Below are the records; collect from them each line containing the string "this".

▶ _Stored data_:
<<<<
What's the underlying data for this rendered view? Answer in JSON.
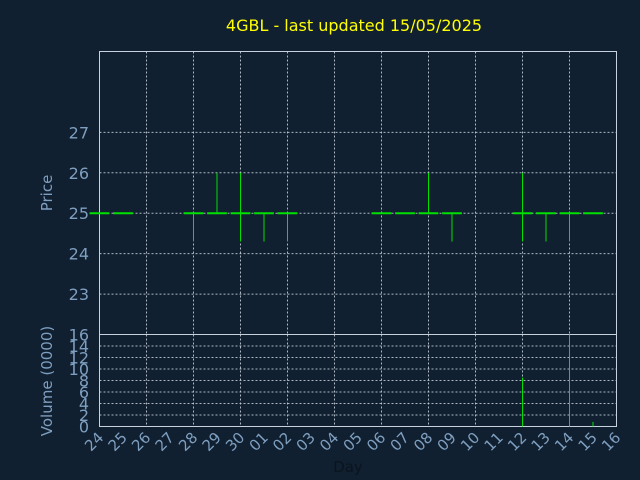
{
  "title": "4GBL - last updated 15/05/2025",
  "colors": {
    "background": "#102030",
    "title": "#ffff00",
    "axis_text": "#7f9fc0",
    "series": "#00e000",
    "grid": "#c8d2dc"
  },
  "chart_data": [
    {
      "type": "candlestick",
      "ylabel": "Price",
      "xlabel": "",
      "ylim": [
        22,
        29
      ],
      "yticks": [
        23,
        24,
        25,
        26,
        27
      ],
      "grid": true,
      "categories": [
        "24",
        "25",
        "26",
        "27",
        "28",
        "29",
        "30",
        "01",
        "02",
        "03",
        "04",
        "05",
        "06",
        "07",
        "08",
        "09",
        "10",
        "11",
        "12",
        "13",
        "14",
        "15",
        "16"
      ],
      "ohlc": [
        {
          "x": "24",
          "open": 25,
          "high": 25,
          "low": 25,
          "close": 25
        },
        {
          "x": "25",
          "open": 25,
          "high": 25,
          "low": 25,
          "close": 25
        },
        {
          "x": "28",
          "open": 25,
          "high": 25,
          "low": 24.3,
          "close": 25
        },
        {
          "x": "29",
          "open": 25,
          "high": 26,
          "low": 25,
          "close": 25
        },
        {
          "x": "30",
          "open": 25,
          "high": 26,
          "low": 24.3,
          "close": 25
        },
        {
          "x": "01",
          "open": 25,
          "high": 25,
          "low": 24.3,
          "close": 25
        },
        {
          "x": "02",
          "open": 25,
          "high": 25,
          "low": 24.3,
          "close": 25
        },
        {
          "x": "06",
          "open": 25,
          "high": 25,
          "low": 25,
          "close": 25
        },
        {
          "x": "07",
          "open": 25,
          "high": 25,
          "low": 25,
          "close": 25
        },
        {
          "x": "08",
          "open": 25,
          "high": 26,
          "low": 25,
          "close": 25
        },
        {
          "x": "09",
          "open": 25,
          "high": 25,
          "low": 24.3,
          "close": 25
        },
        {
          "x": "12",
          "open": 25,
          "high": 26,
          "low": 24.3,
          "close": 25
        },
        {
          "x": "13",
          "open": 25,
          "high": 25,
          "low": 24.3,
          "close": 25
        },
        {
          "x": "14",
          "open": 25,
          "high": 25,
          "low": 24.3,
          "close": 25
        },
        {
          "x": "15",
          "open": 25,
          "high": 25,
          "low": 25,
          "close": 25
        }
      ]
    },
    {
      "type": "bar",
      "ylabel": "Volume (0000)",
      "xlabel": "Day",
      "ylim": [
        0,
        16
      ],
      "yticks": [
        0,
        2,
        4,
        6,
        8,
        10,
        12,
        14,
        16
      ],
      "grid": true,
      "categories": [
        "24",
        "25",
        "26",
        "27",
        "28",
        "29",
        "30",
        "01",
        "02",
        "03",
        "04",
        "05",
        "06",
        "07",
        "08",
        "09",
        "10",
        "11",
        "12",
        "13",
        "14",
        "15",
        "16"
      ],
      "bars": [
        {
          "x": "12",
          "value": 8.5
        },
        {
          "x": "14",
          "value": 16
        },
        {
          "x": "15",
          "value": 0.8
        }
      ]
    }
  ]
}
>>>>
<<<<
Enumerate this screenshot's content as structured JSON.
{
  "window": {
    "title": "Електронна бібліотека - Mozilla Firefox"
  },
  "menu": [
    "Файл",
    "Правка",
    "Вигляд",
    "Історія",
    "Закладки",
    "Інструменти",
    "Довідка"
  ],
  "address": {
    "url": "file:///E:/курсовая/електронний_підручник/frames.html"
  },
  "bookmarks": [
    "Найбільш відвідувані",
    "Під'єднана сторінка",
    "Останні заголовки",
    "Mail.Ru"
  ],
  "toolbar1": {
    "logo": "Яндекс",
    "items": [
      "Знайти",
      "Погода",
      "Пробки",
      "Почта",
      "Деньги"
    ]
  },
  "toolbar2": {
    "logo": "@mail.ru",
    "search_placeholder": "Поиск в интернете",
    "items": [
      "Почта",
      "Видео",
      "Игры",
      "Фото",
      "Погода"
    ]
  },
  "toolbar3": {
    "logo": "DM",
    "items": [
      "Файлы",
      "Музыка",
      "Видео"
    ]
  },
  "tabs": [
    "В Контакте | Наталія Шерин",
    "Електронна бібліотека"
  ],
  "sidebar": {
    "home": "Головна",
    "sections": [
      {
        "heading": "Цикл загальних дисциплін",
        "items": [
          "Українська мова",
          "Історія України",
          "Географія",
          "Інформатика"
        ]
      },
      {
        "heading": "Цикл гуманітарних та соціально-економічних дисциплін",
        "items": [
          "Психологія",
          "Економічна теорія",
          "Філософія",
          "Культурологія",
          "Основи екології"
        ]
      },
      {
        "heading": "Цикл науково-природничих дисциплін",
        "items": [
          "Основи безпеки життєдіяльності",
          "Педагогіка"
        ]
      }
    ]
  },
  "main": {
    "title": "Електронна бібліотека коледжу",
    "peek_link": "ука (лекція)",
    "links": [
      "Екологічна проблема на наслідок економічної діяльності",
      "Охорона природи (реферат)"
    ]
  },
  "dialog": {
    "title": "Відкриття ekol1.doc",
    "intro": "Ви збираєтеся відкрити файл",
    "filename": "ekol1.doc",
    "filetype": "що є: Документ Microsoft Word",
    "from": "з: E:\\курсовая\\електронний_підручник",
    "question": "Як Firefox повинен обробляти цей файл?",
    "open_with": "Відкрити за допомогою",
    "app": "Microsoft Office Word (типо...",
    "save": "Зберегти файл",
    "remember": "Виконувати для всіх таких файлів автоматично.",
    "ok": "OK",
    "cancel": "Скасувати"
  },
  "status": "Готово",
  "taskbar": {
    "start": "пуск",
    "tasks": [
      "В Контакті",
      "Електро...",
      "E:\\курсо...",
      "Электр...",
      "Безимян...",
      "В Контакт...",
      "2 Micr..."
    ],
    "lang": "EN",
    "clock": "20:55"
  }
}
>>>>
▶ _Reply_:
What's the underlying data for this rendered view? Answer in JSON.
Enumerate this screenshot's content as structured JSON.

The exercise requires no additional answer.